§ **AIM OF THE TASK**: Below is a set of records. Repeat all of them exactly.
___ DATA ENTRIES
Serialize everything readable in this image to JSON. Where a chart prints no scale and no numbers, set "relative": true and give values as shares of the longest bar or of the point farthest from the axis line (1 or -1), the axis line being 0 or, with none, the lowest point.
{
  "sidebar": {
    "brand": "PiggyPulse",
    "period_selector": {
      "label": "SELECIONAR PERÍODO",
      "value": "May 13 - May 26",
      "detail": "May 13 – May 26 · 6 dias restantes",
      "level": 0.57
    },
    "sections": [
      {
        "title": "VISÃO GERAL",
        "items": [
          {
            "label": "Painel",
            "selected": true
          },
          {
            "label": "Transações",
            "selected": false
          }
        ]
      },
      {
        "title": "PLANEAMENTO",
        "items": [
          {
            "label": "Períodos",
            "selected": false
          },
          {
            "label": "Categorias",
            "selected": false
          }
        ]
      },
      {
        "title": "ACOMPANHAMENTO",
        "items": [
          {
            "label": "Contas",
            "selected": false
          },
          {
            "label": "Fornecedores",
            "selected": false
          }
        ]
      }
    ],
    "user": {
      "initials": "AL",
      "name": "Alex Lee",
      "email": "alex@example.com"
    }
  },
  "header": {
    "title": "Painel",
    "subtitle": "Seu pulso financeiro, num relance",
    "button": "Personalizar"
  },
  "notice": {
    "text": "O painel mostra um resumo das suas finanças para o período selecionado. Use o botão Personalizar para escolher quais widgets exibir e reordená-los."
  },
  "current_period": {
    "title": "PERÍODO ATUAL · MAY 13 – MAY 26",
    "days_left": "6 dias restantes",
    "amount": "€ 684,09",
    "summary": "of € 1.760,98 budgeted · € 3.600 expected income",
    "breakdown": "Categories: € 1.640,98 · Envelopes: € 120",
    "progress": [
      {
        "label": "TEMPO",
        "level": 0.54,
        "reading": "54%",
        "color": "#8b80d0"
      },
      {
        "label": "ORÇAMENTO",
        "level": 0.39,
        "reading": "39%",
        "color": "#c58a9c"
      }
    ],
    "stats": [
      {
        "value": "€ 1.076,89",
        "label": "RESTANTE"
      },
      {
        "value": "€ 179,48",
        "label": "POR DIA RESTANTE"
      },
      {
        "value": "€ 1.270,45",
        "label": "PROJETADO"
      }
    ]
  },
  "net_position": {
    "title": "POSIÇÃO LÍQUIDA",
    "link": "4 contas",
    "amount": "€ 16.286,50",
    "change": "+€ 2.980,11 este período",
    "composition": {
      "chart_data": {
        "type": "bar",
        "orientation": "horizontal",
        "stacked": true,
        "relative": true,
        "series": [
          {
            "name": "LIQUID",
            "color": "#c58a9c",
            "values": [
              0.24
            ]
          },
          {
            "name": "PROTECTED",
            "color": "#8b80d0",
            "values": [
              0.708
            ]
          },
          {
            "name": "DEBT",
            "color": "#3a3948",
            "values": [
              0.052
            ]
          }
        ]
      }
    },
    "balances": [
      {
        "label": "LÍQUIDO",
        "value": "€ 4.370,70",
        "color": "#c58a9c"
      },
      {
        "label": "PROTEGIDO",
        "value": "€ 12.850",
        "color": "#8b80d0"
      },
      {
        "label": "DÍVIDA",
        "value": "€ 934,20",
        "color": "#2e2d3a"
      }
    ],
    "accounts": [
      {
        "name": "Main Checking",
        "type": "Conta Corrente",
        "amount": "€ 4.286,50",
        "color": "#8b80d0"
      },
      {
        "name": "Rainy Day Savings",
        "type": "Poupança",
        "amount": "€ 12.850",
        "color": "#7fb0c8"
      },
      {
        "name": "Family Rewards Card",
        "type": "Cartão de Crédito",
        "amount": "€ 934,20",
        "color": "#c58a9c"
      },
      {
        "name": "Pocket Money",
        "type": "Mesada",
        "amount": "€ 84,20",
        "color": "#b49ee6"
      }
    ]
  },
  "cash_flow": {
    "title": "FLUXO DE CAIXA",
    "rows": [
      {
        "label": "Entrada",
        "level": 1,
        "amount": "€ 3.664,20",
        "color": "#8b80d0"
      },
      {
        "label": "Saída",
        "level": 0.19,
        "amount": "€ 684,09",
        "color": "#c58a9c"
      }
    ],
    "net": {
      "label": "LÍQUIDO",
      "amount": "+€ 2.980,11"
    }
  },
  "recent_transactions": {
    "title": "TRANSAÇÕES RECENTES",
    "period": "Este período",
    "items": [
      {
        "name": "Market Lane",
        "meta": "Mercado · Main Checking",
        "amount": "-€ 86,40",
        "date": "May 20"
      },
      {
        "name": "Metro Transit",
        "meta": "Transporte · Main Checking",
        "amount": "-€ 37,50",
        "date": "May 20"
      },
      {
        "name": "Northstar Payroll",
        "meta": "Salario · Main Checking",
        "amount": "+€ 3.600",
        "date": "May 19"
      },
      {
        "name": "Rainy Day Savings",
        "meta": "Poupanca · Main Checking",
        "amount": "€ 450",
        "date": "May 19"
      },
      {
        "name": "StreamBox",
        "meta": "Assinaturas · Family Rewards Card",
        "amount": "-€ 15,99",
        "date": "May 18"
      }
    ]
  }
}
______
§ **ANSWER TO THE PROBLEM**:
Serialize everything readable in this image to JSON. Where a chart prints no scale and no numbers, set "relative": true and give values as shares of the longest bar or of the point farthest from the axis line (1 or -1), the axis line being 0 or, with none, the lowest point.
{
  "sidebar": {
    "brand": "PiggyPulse",
    "period_selector": {
      "label": "SELECIONAR PERÍODO",
      "value": "May 13 - May 26",
      "detail": "May 13 – May 26 · 6 dias restantes",
      "level": 0.57
    },
    "sections": [
      {
        "title": "VISÃO GERAL",
        "items": [
          {
            "label": "Painel",
            "selected": true
          },
          {
            "label": "Transações",
            "selected": false
          }
        ]
      },
      {
        "title": "PLANEAMENTO",
        "items": [
          {
            "label": "Períodos",
            "selected": false
          },
          {
            "label": "Categorias",
            "selected": false
          }
        ]
      },
      {
        "title": "ACOMPANHAMENTO",
        "items": [
          {
            "label": "Contas",
            "selected": false
          },
          {
            "label": "Fornecedores",
            "selected": false
          }
        ]
      }
    ],
    "user": {
      "initials": "AL",
      "name": "Alex Lee",
      "email": "alex@example.com"
    }
  },
  "header": {
    "title": "Painel",
    "subtitle": "Seu pulso financeiro, num relance",
    "button": "Personalizar"
  },
  "notice": {
    "text": "O painel mostra um resumo das suas finanças para o período selecionado. Use o botão Personalizar para escolher quais widgets exibir e reordená-los."
  },
  "current_period": {
    "title": "PERÍODO ATUAL · MAY 13 – MAY 26",
    "days_left": "6 dias restantes",
    "amount": "€ 684,09",
    "summary": "of € 1.760,98 budgeted · € 3.600 expected income",
    "breakdown": "Categories: € 1.640,98 · Envelopes: € 120",
    "progress": [
      {
        "label": "TEMPO",
        "level": 0.54,
        "reading": "54%",
        "color": "#8b80d0"
      },
      {
        "label": "ORÇAMENTO",
        "level": 0.39,
        "reading": "39%",
        "color": "#c58a9c"
      }
    ],
    "stats": [
      {
        "value": "€ 1.076,89",
        "label": "RESTANTE"
      },
      {
        "value": "€ 179,48",
        "label": "POR DIA RESTANTE"
      },
      {
        "value": "€ 1.270,45",
        "label": "PROJETADO"
      }
    ]
  },
  "net_position": {
    "title": "POSIÇÃO LÍQUIDA",
    "link": "4 contas",
    "amount": "€ 16.286,50",
    "change": "+€ 2.980,11 este período",
    "composition": {
      "chart_data": {
        "type": "bar",
        "orientation": "horizontal",
        "stacked": true,
        "relative": true,
        "series": [
          {
            "name": "LIQUID",
            "color": "#c58a9c",
            "values": [
              0.24
            ]
          },
          {
            "name": "PROTECTED",
            "color": "#8b80d0",
            "values": [
              0.708
            ]
          },
          {
            "name": "DEBT",
            "color": "#3a3948",
            "values": [
              0.052
            ]
          }
        ]
      }
    },
    "balances": [
      {
        "label": "LÍQUIDO",
        "value": "€ 4.370,70",
        "color": "#c58a9c"
      },
      {
        "label": "PROTEGIDO",
        "value": "€ 12.850",
        "color": "#8b80d0"
      },
      {
        "label": "DÍVIDA",
        "value": "€ 934,20",
        "color": "#2e2d3a"
      }
    ],
    "accounts": [
      {
        "name": "Main Checking",
        "type": "Conta Corrente",
        "amount": "€ 4.286,50",
        "color": "#8b80d0"
      },
      {
        "name": "Rainy Day Savings",
        "type": "Poupança",
        "amount": "€ 12.850",
        "color": "#7fb0c8"
      },
      {
        "name": "Family Rewards Card",
        "type": "Cartão de Crédito",
        "amount": "€ 934,20",
        "color": "#c58a9c"
      },
      {
        "name": "Pocket Money",
        "type": "Mesada",
        "amount": "€ 84,20",
        "color": "#b49ee6"
      }
    ]
  },
  "cash_flow": {
    "title": "FLUXO DE CAIXA",
    "rows": [
      {
        "label": "Entrada",
        "level": 1,
        "amount": "€ 3.664,20",
        "color": "#8b80d0"
      },
      {
        "label": "Saída",
        "level": 0.19,
        "amount": "€ 684,09",
        "color": "#c58a9c"
      }
    ],
    "net": {
      "label": "LÍQUIDO",
      "amount": "+€ 2.980,11"
    }
  },
  "recent_transactions": {
    "title": "TRANSAÇÕES RECENTES",
    "period": "Este período",
    "items": [
      {
        "name": "Market Lane",
        "meta": "Mercado · Main Checking",
        "amount": "-€ 86,40",
        "date": "May 20"
      },
      {
        "name": "Metro Transit",
        "meta": "Transporte · Main Checking",
        "amount": "-€ 37,50",
        "date": "May 20"
      },
      {
        "name": "Northstar Payroll",
        "meta": "Salario · Main Checking",
        "amount": "+€ 3.600",
        "date": "May 19"
      },
      {
        "name": "Rainy Day Savings",
        "meta": "Poupanca · Main Checking",
        "amount": "€ 450",
        "date": "May 19"
      },
      {
        "name": "StreamBox",
        "meta": "Assinaturas · Family Rewards Card",
        "amount": "-€ 15,99",
        "date": "May 18"
      }
    ]
  }
}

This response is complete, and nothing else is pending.